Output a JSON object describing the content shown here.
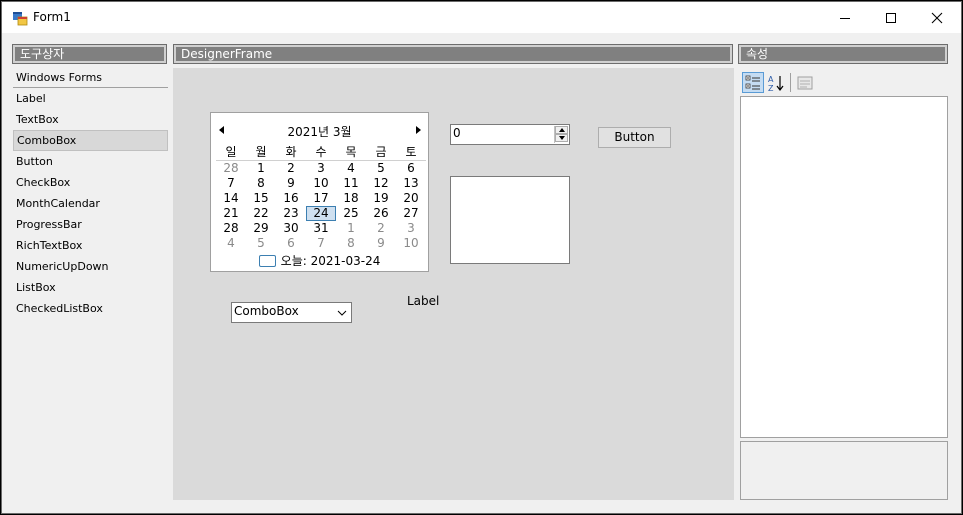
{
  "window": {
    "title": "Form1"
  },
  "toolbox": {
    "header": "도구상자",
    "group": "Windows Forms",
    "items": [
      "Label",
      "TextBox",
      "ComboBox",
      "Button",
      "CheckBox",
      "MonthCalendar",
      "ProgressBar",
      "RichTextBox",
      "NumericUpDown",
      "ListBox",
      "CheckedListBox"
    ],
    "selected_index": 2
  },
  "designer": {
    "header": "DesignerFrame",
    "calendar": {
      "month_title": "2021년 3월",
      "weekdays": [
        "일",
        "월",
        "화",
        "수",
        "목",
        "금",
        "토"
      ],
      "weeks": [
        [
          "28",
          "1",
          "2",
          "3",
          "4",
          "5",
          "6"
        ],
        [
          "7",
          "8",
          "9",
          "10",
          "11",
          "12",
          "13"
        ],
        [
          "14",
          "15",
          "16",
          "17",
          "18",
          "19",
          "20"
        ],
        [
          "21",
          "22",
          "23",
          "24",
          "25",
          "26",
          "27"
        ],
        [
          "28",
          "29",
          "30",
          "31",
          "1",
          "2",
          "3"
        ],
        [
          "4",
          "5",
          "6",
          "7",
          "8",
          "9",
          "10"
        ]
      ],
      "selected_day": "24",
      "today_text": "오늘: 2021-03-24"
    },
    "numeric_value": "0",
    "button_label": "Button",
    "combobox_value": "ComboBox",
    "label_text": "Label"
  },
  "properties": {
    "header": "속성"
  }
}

■ ■ ■

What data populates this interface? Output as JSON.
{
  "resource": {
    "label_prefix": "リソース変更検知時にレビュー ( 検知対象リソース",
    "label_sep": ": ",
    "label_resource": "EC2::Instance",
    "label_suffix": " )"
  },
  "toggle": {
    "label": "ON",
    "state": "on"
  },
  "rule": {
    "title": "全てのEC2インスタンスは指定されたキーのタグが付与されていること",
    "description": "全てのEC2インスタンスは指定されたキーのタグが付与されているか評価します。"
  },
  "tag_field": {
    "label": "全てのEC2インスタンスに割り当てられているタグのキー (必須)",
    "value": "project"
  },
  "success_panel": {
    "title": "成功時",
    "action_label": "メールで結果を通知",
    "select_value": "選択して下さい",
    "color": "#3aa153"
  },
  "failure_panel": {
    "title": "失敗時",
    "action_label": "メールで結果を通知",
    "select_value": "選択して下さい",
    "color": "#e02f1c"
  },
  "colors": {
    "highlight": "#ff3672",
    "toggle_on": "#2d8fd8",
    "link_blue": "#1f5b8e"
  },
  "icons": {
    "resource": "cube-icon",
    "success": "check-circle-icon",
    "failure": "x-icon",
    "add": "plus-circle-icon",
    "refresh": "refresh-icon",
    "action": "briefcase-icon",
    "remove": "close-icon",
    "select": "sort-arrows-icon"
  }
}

■ ■ ■

**Set exercise:** Scan the entries above. Copy each line that has the string "Output".

**Exercise solution:**
Output a JSON object describing the content shown here.
What data populates this interface? Output as JSON.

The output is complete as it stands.